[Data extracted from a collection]

____

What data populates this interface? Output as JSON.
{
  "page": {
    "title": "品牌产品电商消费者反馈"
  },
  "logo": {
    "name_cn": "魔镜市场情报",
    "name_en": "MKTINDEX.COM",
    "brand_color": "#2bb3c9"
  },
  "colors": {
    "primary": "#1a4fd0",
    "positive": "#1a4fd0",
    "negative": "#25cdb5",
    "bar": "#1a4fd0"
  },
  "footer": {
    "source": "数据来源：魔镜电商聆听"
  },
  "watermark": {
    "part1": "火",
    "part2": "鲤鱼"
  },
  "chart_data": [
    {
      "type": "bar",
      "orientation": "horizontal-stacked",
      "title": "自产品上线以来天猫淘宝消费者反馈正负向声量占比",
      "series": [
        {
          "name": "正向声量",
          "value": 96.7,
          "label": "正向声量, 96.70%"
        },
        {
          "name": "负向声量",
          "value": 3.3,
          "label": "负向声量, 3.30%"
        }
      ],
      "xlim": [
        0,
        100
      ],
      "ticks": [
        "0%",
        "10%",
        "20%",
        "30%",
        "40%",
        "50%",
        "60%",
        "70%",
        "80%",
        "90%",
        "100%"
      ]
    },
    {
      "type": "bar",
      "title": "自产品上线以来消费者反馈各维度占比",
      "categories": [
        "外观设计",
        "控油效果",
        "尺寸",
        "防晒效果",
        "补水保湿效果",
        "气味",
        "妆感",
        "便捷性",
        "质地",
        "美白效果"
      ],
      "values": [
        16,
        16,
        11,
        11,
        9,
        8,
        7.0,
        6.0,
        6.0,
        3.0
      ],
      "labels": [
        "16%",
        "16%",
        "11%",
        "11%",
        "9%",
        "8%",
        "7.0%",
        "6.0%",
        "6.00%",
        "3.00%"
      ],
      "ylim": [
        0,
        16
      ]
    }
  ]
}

____

To do: Return the whole listing exactly.

Result of this exercise:
What data populates this interface? Output as JSON.
{
  "page": {
    "title": "品牌产品电商消费者反馈"
  },
  "logo": {
    "name_cn": "魔镜市场情报",
    "name_en": "MKTINDEX.COM",
    "brand_color": "#2bb3c9"
  },
  "colors": {
    "primary": "#1a4fd0",
    "positive": "#1a4fd0",
    "negative": "#25cdb5",
    "bar": "#1a4fd0"
  },
  "footer": {
    "source": "数据来源：魔镜电商聆听"
  },
  "watermark": {
    "part1": "火",
    "part2": "鲤鱼"
  },
  "chart_data": [
    {
      "type": "bar",
      "orientation": "horizontal-stacked",
      "title": "自产品上线以来天猫淘宝消费者反馈正负向声量占比",
      "series": [
        {
          "name": "正向声量",
          "value": 96.7,
          "label": "正向声量, 96.70%"
        },
        {
          "name": "负向声量",
          "value": 3.3,
          "label": "负向声量, 3.30%"
        }
      ],
      "xlim": [
        0,
        100
      ],
      "ticks": [
        "0%",
        "10%",
        "20%",
        "30%",
        "40%",
        "50%",
        "60%",
        "70%",
        "80%",
        "90%",
        "100%"
      ]
    },
    {
      "type": "bar",
      "title": "自产品上线以来消费者反馈各维度占比",
      "categories": [
        "外观设计",
        "控油效果",
        "尺寸",
        "防晒效果",
        "补水保湿效果",
        "气味",
        "妆感",
        "便捷性",
        "质地",
        "美白效果"
      ],
      "values": [
        16,
        16,
        11,
        11,
        9,
        8,
        7.0,
        6.0,
        6.0,
        3.0
      ],
      "labels": [
        "16%",
        "16%",
        "11%",
        "11%",
        "9%",
        "8%",
        "7.0%",
        "6.0%",
        "6.00%",
        "3.00%"
      ],
      "ylim": [
        0,
        16
      ]
    }
  ]
}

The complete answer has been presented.